→ **WHAT IS REQUIRED**: Copy out all the lines exactly. Omit pictures.

(A block of data)
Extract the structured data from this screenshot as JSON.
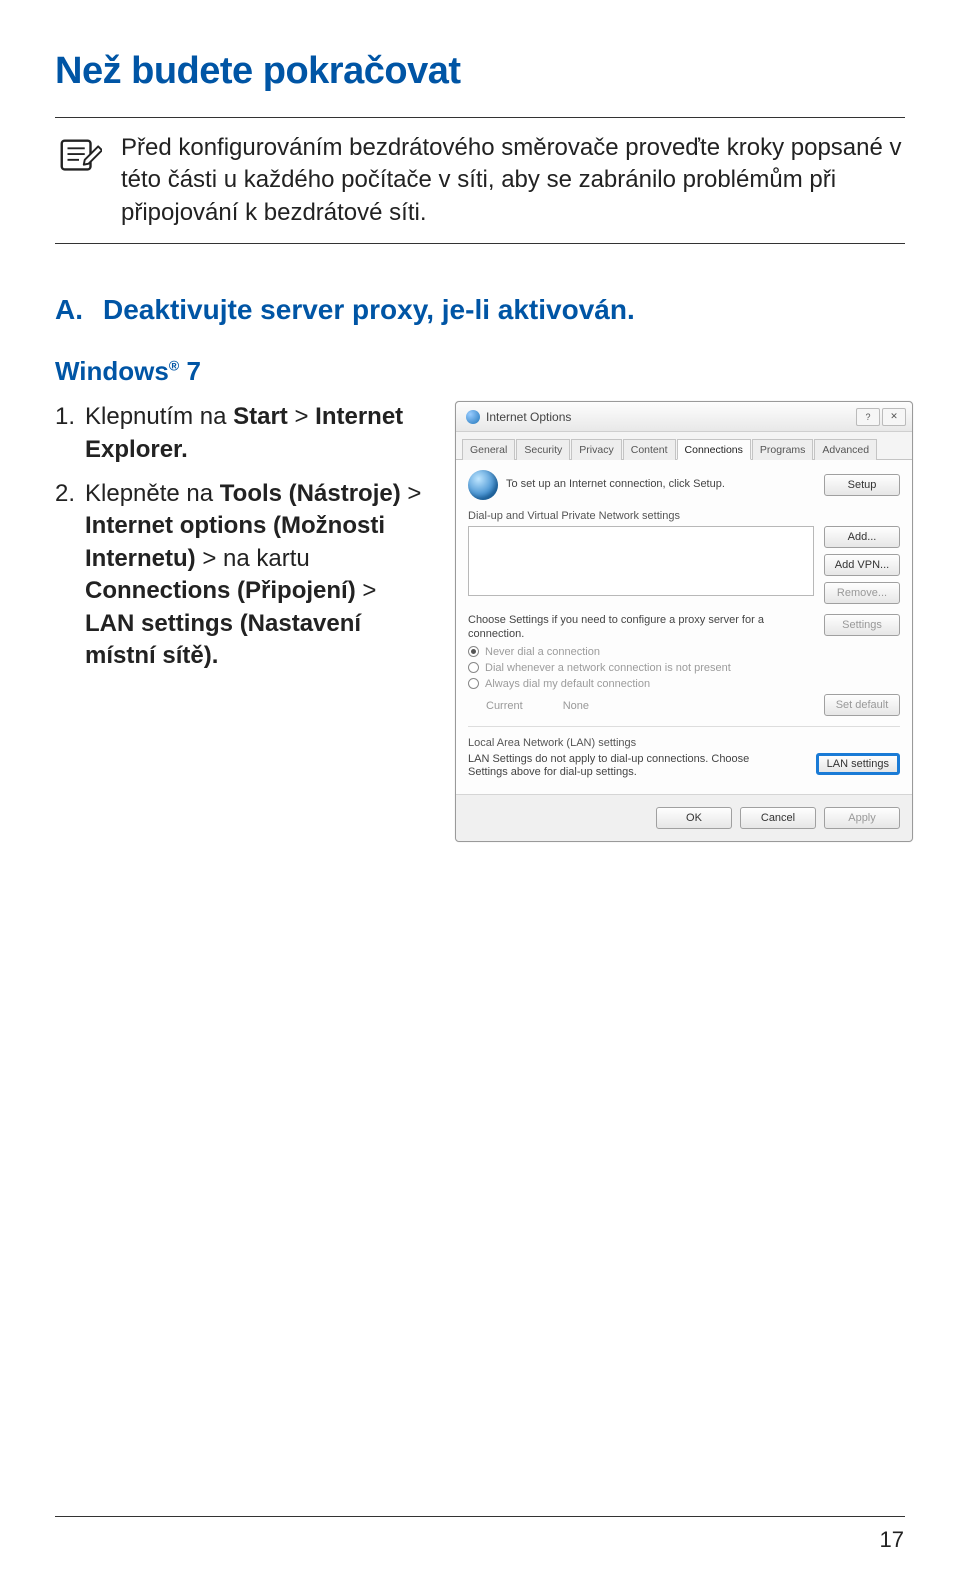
{
  "page": {
    "title": "Než budete pokračovat",
    "note": "Před konfigurováním bezdrátového směrovače proveďte kroky popsané v této části u každého počítače v síti, aby se zabránilo problémům při připojování k bezdrátové síti.",
    "section_letter": "A.",
    "section_title": "Deaktivujte server proxy, je-li aktivován.",
    "os": "Windows",
    "os_suffix": "7",
    "steps": [
      {
        "num": "1.",
        "pre": "Klepnutím na ",
        "b1": "Start",
        "mid": " > ",
        "b2": "Internet Explorer.",
        "post": ""
      },
      {
        "num": "2.",
        "pre": "Klepněte na ",
        "b1": "Tools (Nástroje)",
        "mid": " > ",
        "b2": "Internet options (Možnosti Internetu)",
        "post1": " > na kartu ",
        "b3": "Connections (Připojení)",
        "post2": " > ",
        "b4": "LAN settings (Nastavení místní sítě).",
        "post3": ""
      }
    ],
    "page_number": "17"
  },
  "dialog": {
    "title": "Internet Options",
    "tabs": [
      "General",
      "Security",
      "Privacy",
      "Content",
      "Connections",
      "Programs",
      "Advanced"
    ],
    "setup_text": "To set up an Internet connection, click Setup.",
    "setup_btn": "Setup",
    "vpn_label": "Dial-up and Virtual Private Network settings",
    "add_btn": "Add...",
    "add_vpn_btn": "Add VPN...",
    "remove_btn": "Remove...",
    "proxy_text": "Choose Settings if you need to configure a proxy server for a connection.",
    "settings_btn": "Settings",
    "r1": "Never dial a connection",
    "r2": "Dial whenever a network connection is not present",
    "r3": "Always dial my default connection",
    "current_lbl": "Current",
    "current_val": "None",
    "set_default_btn": "Set default",
    "lan_label": "Local Area Network (LAN) settings",
    "lan_text": "LAN Settings do not apply to dial-up connections. Choose Settings above for dial-up settings.",
    "lan_btn": "LAN settings",
    "ok": "OK",
    "cancel": "Cancel",
    "apply": "Apply"
  }
}
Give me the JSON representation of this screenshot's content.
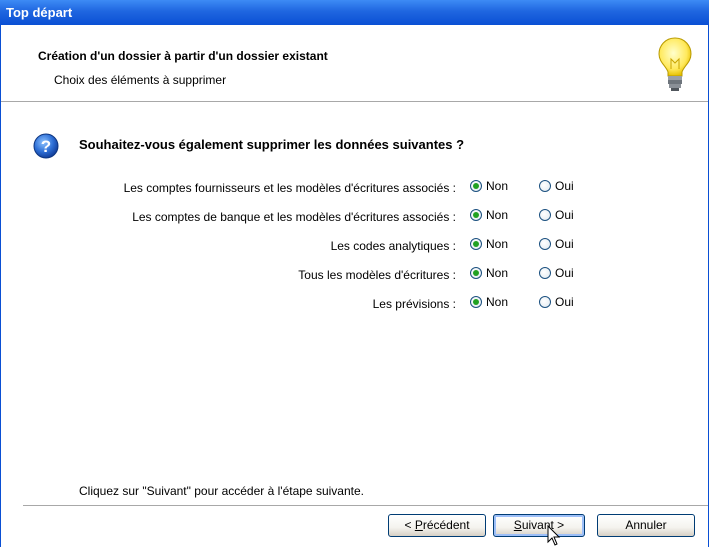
{
  "window": {
    "title": "Top départ"
  },
  "header": {
    "title": "Création d'un dossier à partir d'un dossier existant",
    "subtitle": "Choix des éléments à supprimer"
  },
  "question": "Souhaitez-vous également supprimer les données suivantes ?",
  "options": [
    {
      "label": "Les comptes fournisseurs et les modèles d'écritures associés :",
      "non": "Non",
      "oui": "Oui",
      "selected": "Non"
    },
    {
      "label": "Les comptes de banque et les modèles d'écritures associés :",
      "non": "Non",
      "oui": "Oui",
      "selected": "Non"
    },
    {
      "label": "Les codes analytiques :",
      "non": "Non",
      "oui": "Oui",
      "selected": "Non"
    },
    {
      "label": "Tous les modèles d'écritures :",
      "non": "Non",
      "oui": "Oui",
      "selected": "Non"
    },
    {
      "label": "Les prévisions :",
      "non": "Non",
      "oui": "Oui",
      "selected": "Non"
    }
  ],
  "footer": {
    "hint": "Cliquez sur \"Suivant\" pour accéder à l'étape suivante."
  },
  "buttons": {
    "previous": {
      "pre": "< ",
      "mnemonic": "P",
      "rest": "récédent"
    },
    "next": {
      "mnemonic": "S",
      "rest": "uivant >"
    },
    "cancel": "Annuler"
  },
  "colors": {
    "titlebar": "#0a4fd4",
    "radio_selected": "#21a121"
  }
}
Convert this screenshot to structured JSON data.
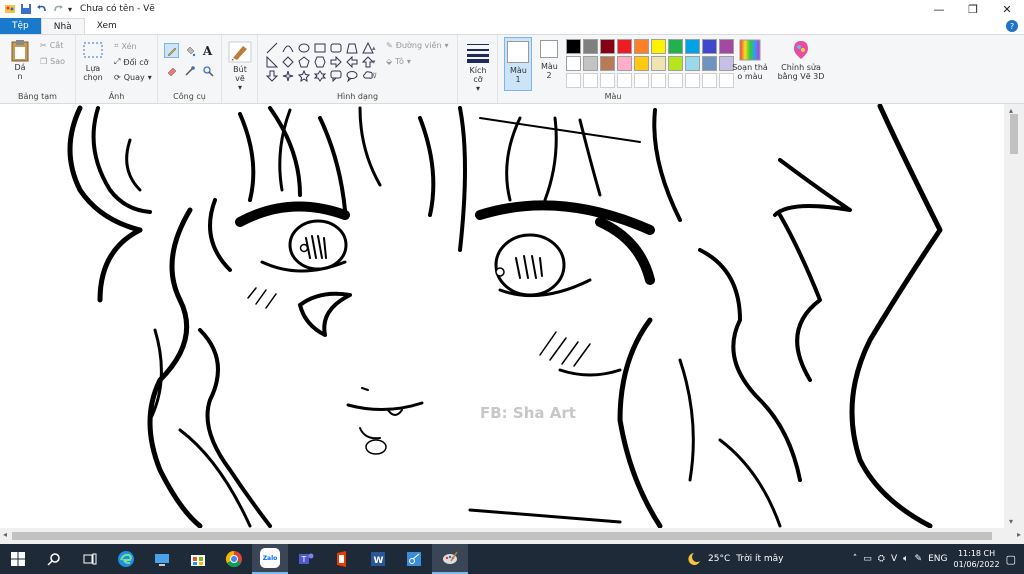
{
  "titlebar": {
    "title": "Chưa có tên - Vẽ"
  },
  "tabs": {
    "file": "Tệp",
    "home": "Nhà",
    "view": "Xem"
  },
  "ribbon": {
    "clipboard": {
      "paste_label": "Dá n",
      "cut": "Cắt",
      "copy": "Sao",
      "group": "Bảng tạm"
    },
    "image": {
      "select": "Lựa chọn",
      "crop": "Xén",
      "resize": "Đổi cỡ",
      "rotate": "Quay",
      "group": "Ảnh"
    },
    "tools": {
      "group": "Công cụ"
    },
    "brush": {
      "label": "Bút vẽ"
    },
    "shapes": {
      "outline": "Đường viền",
      "fill": "Tô",
      "group": "Hình dạng"
    },
    "size": {
      "label": "Kích cỡ"
    },
    "colors": {
      "color1": "Màu 1",
      "color2": "Màu 2",
      "edit_colors": "Soạn thả o màu",
      "paint3d": "Chỉnh sửa bằng Vẽ 3D",
      "group": "Màu",
      "row1": [
        "#000000",
        "#7f7f7f",
        "#880015",
        "#ed1c24",
        "#ff7f27",
        "#fff200",
        "#22b14c",
        "#00a2e8",
        "#3f48cc",
        "#a349a4"
      ],
      "row2": [
        "#ffffff",
        "#c3c3c3",
        "#b97a57",
        "#ffaec9",
        "#ffc90e",
        "#efe4b0",
        "#b5e61d",
        "#99d9ea",
        "#7092be",
        "#c8bfe7"
      ],
      "row3": [
        "#ffffff",
        "#ffffff",
        "#ffffff",
        "#ffffff",
        "#ffffff",
        "#ffffff",
        "#ffffff",
        "#ffffff",
        "#ffffff",
        "#ffffff"
      ]
    }
  },
  "canvas": {
    "watermark": "FB: Sha Art"
  },
  "taskbar": {
    "zalo": "Zalo",
    "weather_temp": "25°C",
    "weather_text": "Trời ít mây",
    "lang": "ENG",
    "time": "11:18 CH",
    "date": "01/06/2022"
  }
}
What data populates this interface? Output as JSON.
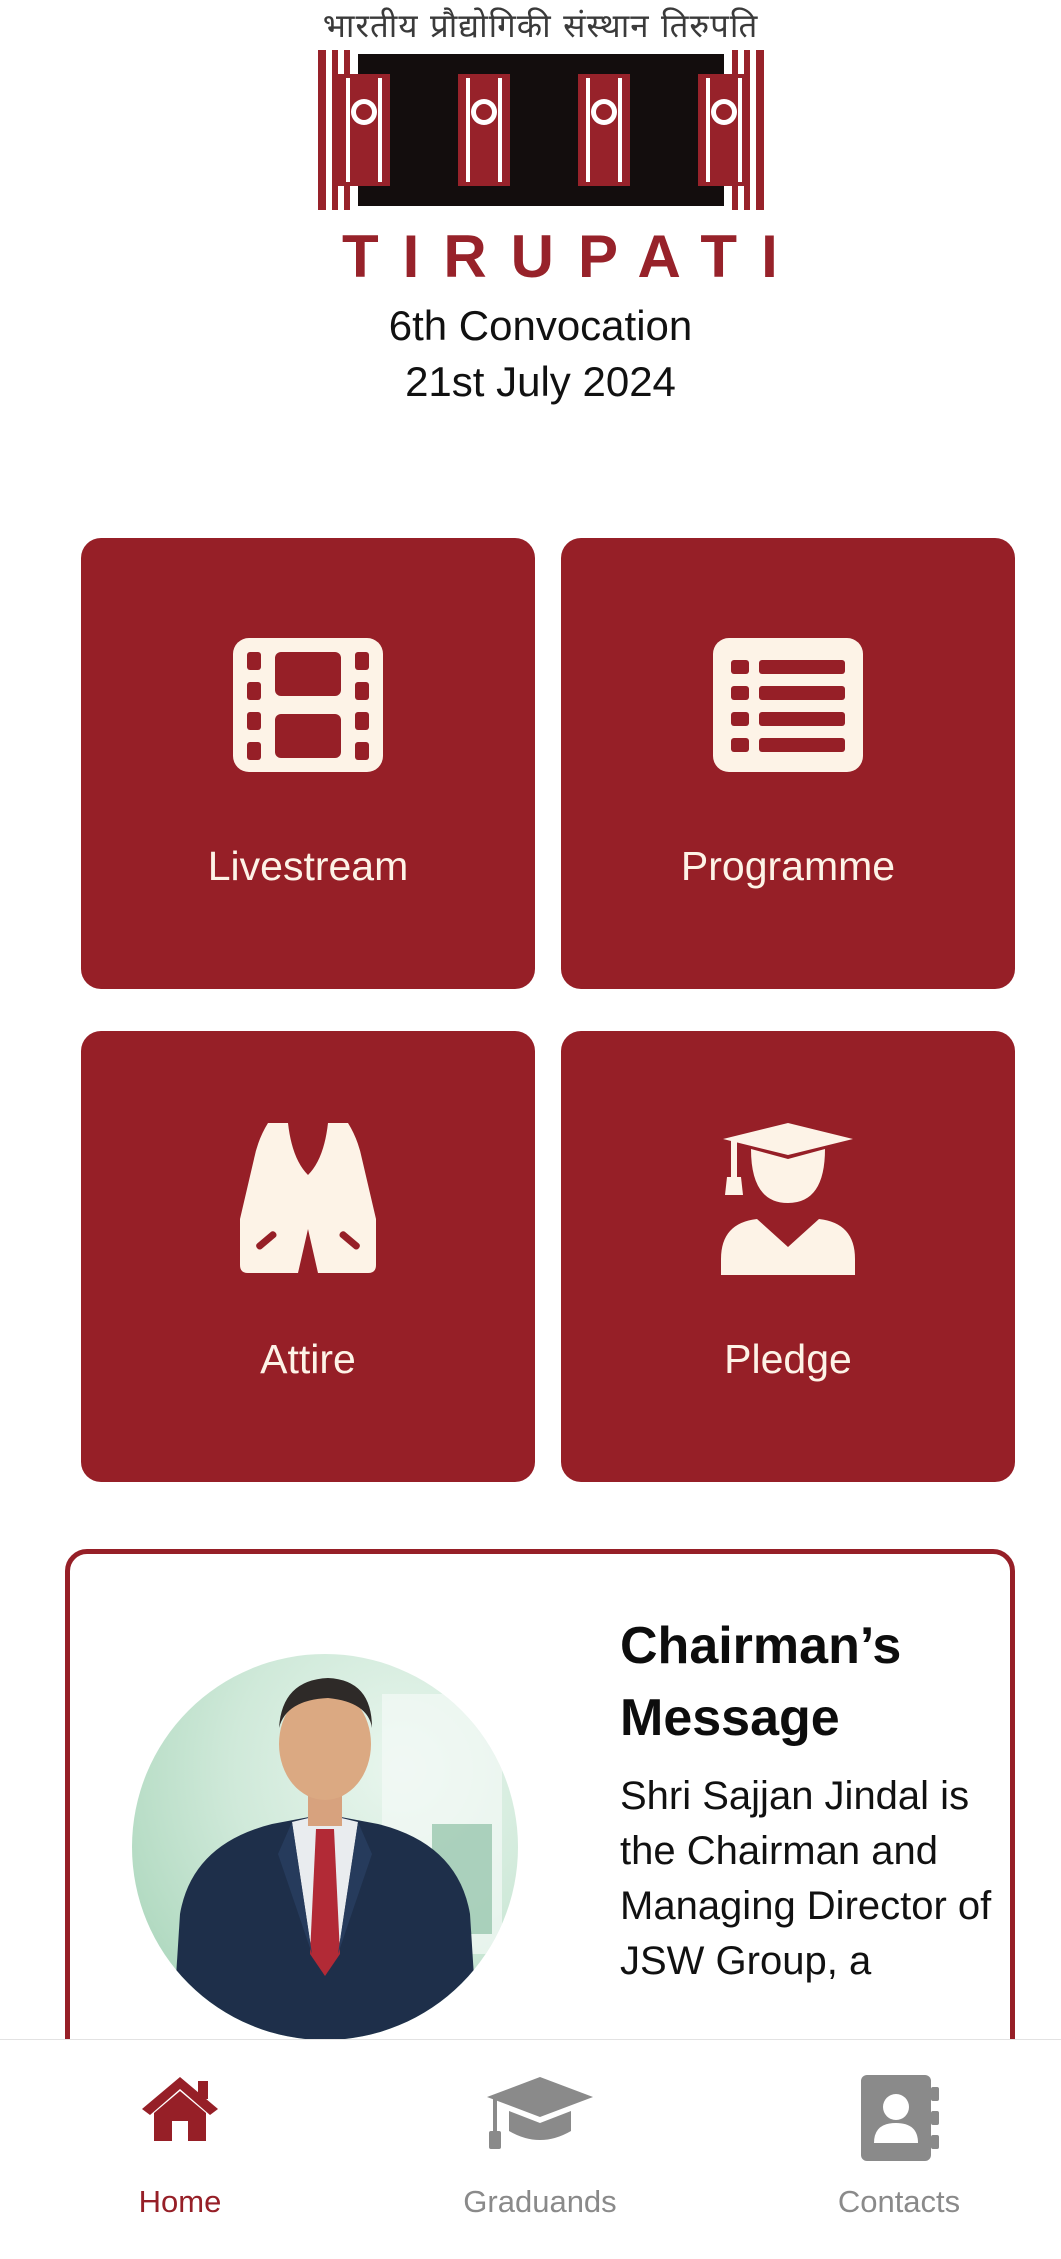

→ **SOLUTION**:
Extract the structured data from this screenshot as JSON.
{
  "page": {
    "title": "Než budete pokračovat",
    "note": "Před konfigurováním bezdrátového směrovače proveďte kroky popsané v této části u každého počítače v síti, aby se zabránilo problémům při připojování k bezdrátové síti.",
    "section_letter": "A.",
    "section_title": "Deaktivujte server proxy, je-li aktivován.",
    "os": "Windows",
    "os_suffix": "7",
    "steps": [
      {
        "num": "1.",
        "pre": "Klepnutím na ",
        "b1": "Start",
        "mid": " > ",
        "b2": "Internet Explorer.",
        "post": ""
      },
      {
        "num": "2.",
        "pre": "Klepněte na ",
        "b1": "Tools (Nástroje)",
        "mid": " > ",
        "b2": "Internet options (Možnosti Internetu)",
        "post1": " > na kartu ",
        "b3": "Connections (Připojení)",
        "post2": " > ",
        "b4": "LAN settings (Nastavení místní sítě).",
        "post3": ""
      }
    ],
    "page_number": "17"
  },
  "dialog": {
    "title": "Internet Options",
    "tabs": [
      "General",
      "Security",
      "Privacy",
      "Content",
      "Connections",
      "Programs",
      "Advanced"
    ],
    "setup_text": "To set up an Internet connection, click Setup.",
    "setup_btn": "Setup",
    "vpn_label": "Dial-up and Virtual Private Network settings",
    "add_btn": "Add...",
    "add_vpn_btn": "Add VPN...",
    "remove_btn": "Remove...",
    "proxy_text": "Choose Settings if you need to configure a proxy server for a connection.",
    "settings_btn": "Settings",
    "r1": "Never dial a connection",
    "r2": "Dial whenever a network connection is not present",
    "r3": "Always dial my default connection",
    "current_lbl": "Current",
    "current_val": "None",
    "set_default_btn": "Set default",
    "lan_label": "Local Area Network (LAN) settings",
    "lan_text": "LAN Settings do not apply to dial-up connections. Choose Settings above for dial-up settings.",
    "lan_btn": "LAN settings",
    "ok": "OK",
    "cancel": "Cancel",
    "apply": "Apply"
  }
}
Give me the JSON representation of this screenshot's content.
{
  "window": {
    "title": "Top départ"
  },
  "header": {
    "title": "Création d'un dossier à partir d'un dossier existant",
    "subtitle": "Choix des éléments à supprimer"
  },
  "question": "Souhaitez-vous également supprimer les données suivantes ?",
  "options": [
    {
      "label": "Les comptes fournisseurs et les modèles d'écritures associés :",
      "non": "Non",
      "oui": "Oui",
      "selected": "Non"
    },
    {
      "label": "Les comptes de banque et les modèles d'écritures associés :",
      "non": "Non",
      "oui": "Oui",
      "selected": "Non"
    },
    {
      "label": "Les codes analytiques :",
      "non": "Non",
      "oui": "Oui",
      "selected": "Non"
    },
    {
      "label": "Tous les modèles d'écritures :",
      "non": "Non",
      "oui": "Oui",
      "selected": "Non"
    },
    {
      "label": "Les prévisions :",
      "non": "Non",
      "oui": "Oui",
      "selected": "Non"
    }
  ],
  "footer": {
    "hint": "Cliquez sur \"Suivant\" pour accéder à l'étape suivante."
  },
  "buttons": {
    "previous": {
      "pre": "< ",
      "mnemonic": "P",
      "rest": "récédent"
    },
    "next": {
      "mnemonic": "S",
      "rest": "uivant >"
    },
    "cancel": "Annuler"
  },
  "colors": {
    "titlebar": "#0a4fd4",
    "radio_selected": "#21a121"
  }
}
Convert this screenshot to structured JSON data.
{
  "titlebar": {
    "title": "Chưa có tên - Vẽ"
  },
  "tabs": {
    "file": "Tệp",
    "home": "Nhà",
    "view": "Xem"
  },
  "ribbon": {
    "clipboard": {
      "paste_label": "Dá n",
      "cut": "Cắt",
      "copy": "Sao",
      "group": "Bảng tạm"
    },
    "image": {
      "select": "Lựa chọn",
      "crop": "Xén",
      "resize": "Đổi cỡ",
      "rotate": "Quay",
      "group": "Ảnh"
    },
    "tools": {
      "group": "Công cụ"
    },
    "brush": {
      "label": "Bút vẽ"
    },
    "shapes": {
      "outline": "Đường viền",
      "fill": "Tô",
      "group": "Hình dạng"
    },
    "size": {
      "label": "Kích cỡ"
    },
    "colors": {
      "color1": "Màu 1",
      "color2": "Màu 2",
      "edit_colors": "Soạn thả o màu",
      "paint3d": "Chỉnh sửa bằng Vẽ 3D",
      "group": "Màu",
      "row1": [
        "#000000",
        "#7f7f7f",
        "#880015",
        "#ed1c24",
        "#ff7f27",
        "#fff200",
        "#22b14c",
        "#00a2e8",
        "#3f48cc",
        "#a349a4"
      ],
      "row2": [
        "#ffffff",
        "#c3c3c3",
        "#b97a57",
        "#ffaec9",
        "#ffc90e",
        "#efe4b0",
        "#b5e61d",
        "#99d9ea",
        "#7092be",
        "#c8bfe7"
      ],
      "row3": [
        "#ffffff",
        "#ffffff",
        "#ffffff",
        "#ffffff",
        "#ffffff",
        "#ffffff",
        "#ffffff",
        "#ffffff",
        "#ffffff",
        "#ffffff"
      ]
    }
  },
  "canvas": {
    "watermark": "FB: Sha Art"
  },
  "taskbar": {
    "zalo": "Zalo",
    "weather_temp": "25°C",
    "weather_text": "Trời ít mây",
    "lang": "ENG",
    "time": "11:18 CH",
    "date": "01/06/2022"
  }
}
What data populates this interface? Output as JSON.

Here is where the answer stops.